*** AVAILABLE RECORDS ***

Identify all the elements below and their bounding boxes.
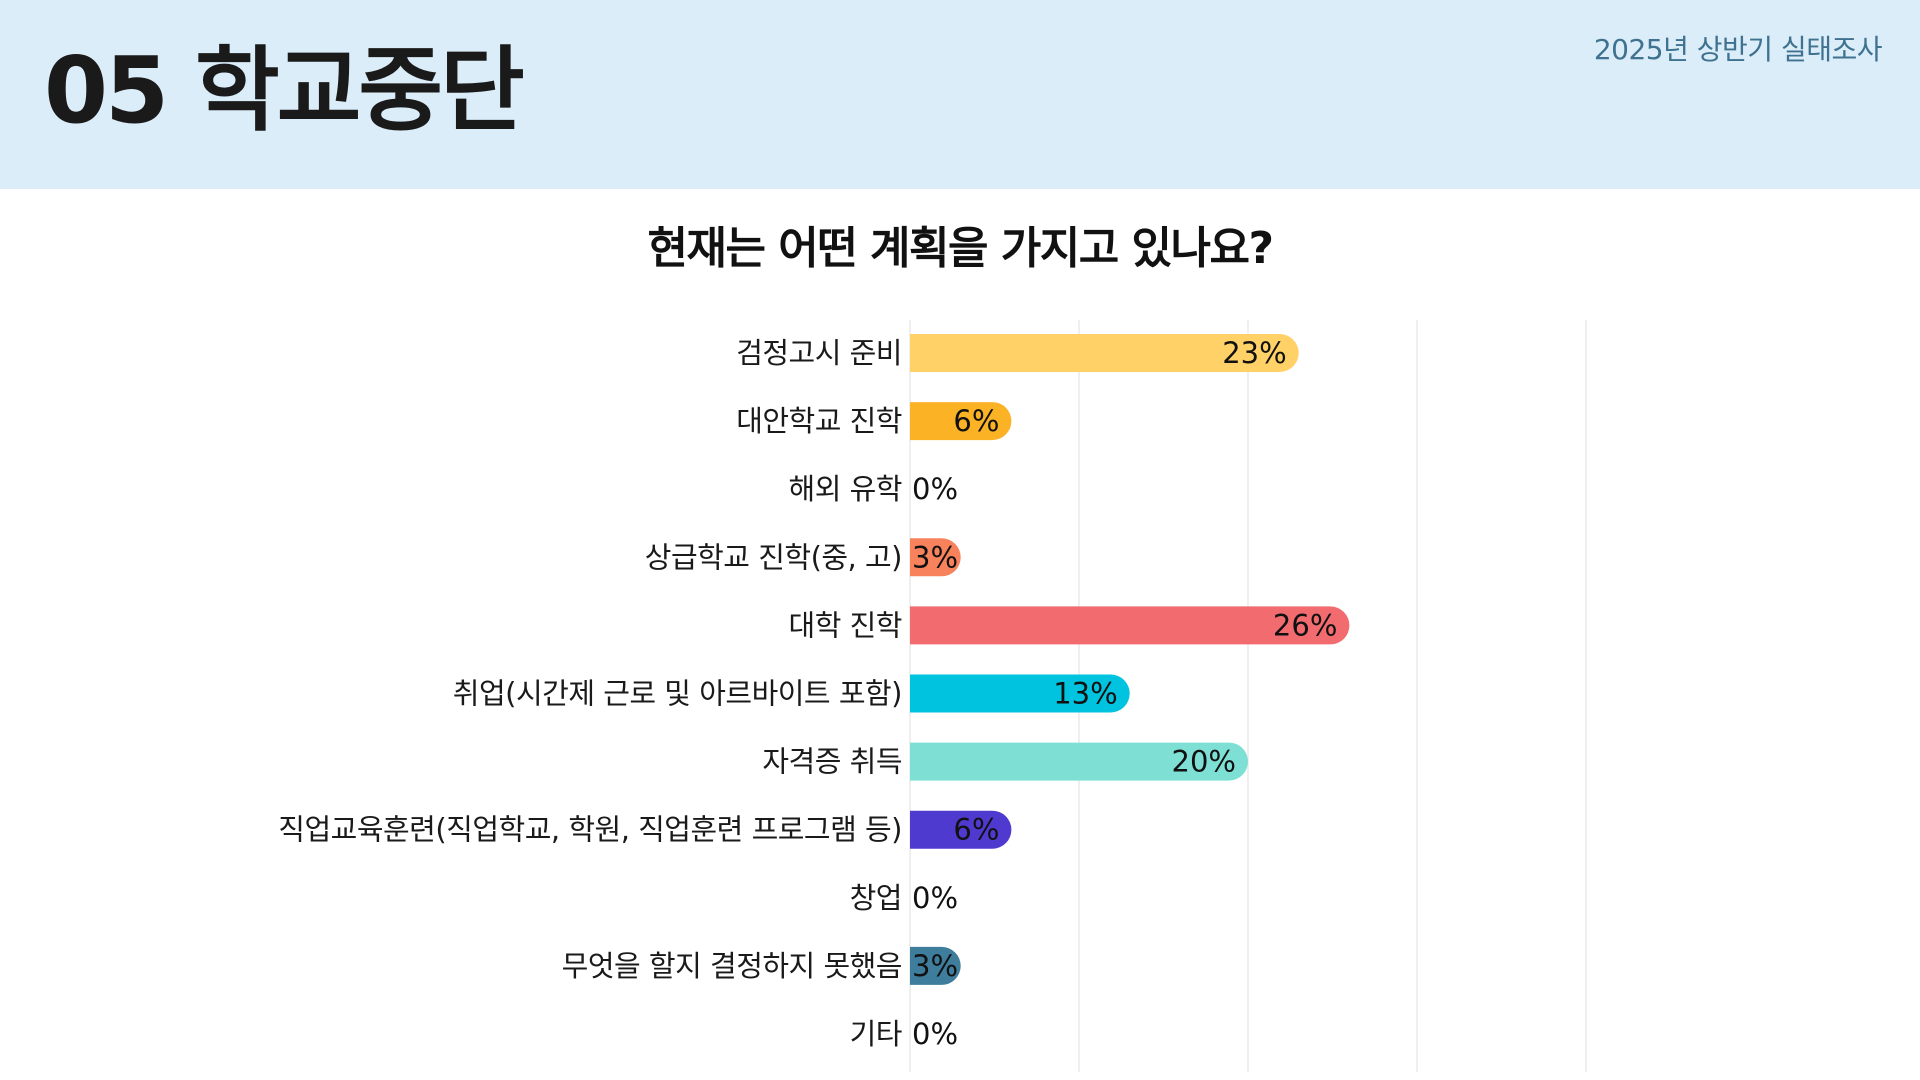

***
*** AVAILABLE RECORDS ***

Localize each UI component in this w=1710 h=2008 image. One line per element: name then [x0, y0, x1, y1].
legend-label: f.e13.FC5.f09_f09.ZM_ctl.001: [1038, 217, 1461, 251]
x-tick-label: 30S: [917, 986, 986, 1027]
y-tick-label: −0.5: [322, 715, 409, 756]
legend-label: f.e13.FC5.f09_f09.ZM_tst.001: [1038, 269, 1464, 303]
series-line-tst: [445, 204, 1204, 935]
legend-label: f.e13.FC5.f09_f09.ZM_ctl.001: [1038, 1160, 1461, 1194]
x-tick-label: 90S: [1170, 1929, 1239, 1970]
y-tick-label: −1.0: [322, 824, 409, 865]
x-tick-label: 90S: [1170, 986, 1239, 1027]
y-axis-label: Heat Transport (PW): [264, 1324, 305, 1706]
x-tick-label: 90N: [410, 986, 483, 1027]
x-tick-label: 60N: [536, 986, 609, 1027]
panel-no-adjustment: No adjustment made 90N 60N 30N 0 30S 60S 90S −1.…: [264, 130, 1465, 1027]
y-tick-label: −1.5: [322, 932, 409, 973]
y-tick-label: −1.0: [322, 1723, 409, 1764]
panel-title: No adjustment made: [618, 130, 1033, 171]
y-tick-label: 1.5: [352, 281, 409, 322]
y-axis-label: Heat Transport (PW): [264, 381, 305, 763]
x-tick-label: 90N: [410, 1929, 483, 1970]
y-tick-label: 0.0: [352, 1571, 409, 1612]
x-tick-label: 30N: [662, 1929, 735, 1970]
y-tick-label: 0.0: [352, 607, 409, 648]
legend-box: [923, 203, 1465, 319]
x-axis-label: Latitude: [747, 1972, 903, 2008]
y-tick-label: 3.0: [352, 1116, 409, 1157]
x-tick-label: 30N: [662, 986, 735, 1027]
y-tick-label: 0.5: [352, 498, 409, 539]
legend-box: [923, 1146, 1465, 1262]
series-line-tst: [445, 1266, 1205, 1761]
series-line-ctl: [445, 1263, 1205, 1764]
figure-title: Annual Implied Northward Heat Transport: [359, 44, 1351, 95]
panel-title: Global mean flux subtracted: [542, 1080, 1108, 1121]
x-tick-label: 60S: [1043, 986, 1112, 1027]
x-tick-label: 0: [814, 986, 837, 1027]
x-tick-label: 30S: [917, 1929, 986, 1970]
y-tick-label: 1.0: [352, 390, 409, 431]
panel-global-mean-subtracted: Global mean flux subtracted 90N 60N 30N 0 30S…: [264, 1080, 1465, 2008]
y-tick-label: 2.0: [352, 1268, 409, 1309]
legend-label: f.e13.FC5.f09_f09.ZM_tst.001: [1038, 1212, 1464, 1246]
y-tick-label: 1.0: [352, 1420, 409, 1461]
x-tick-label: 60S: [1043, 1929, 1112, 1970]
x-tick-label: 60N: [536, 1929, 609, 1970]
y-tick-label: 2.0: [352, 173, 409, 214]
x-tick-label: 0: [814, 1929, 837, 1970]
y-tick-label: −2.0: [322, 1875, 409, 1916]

***
*** AVAILABLE RECORDS ***

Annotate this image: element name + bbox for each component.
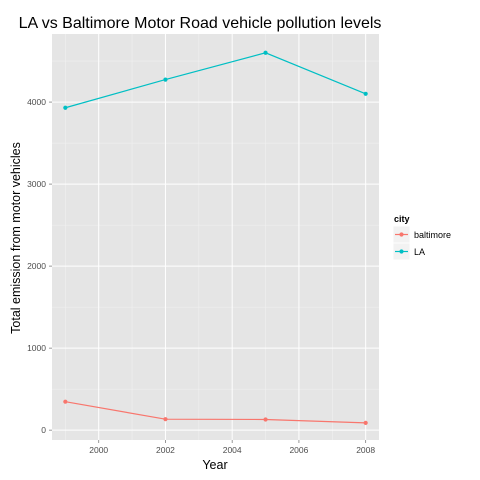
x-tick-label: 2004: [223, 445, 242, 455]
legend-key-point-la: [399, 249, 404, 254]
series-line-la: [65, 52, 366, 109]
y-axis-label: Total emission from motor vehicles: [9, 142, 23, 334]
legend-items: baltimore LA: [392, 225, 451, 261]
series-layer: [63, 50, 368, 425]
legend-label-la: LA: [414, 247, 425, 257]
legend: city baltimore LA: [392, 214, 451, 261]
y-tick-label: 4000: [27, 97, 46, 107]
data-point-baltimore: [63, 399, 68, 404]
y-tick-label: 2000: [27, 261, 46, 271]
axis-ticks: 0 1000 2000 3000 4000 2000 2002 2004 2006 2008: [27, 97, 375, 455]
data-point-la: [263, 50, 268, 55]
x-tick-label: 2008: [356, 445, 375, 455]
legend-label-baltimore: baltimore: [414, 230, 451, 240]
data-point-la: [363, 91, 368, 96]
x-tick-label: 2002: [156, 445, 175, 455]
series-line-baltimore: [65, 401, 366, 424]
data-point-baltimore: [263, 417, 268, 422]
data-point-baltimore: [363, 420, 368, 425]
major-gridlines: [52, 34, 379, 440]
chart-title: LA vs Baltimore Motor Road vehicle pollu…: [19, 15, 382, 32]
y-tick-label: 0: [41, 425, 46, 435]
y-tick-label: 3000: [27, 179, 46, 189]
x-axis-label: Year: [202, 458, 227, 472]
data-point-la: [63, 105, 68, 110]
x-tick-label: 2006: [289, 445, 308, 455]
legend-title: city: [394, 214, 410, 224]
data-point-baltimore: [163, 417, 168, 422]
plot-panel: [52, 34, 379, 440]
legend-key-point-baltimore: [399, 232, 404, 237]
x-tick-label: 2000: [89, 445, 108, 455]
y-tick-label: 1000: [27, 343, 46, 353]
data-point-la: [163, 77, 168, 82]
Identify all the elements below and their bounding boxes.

***

[OBJECTIVE]:
Could you update the material starting with the line with "Localize each UI" and going on through the line with "series-line-tst: [445, 204, 1204, 935]", changing "legend-label" to "legend-text" and keeping all else unchanged? Give back only those lines.

[CORRECT RESULT]:
Localize each UI component in this w=1710 h=2008 image. One line per element: name then [x0, y0, x1, y1].
legend-text: f.e13.FC5.f09_f09.ZM_ctl.001: [1038, 217, 1461, 251]
x-tick-label: 30S: [917, 986, 986, 1027]
y-tick-label: −0.5: [322, 715, 409, 756]
legend-text: f.e13.FC5.f09_f09.ZM_tst.001: [1038, 269, 1464, 303]
series-line-tst: [445, 204, 1204, 935]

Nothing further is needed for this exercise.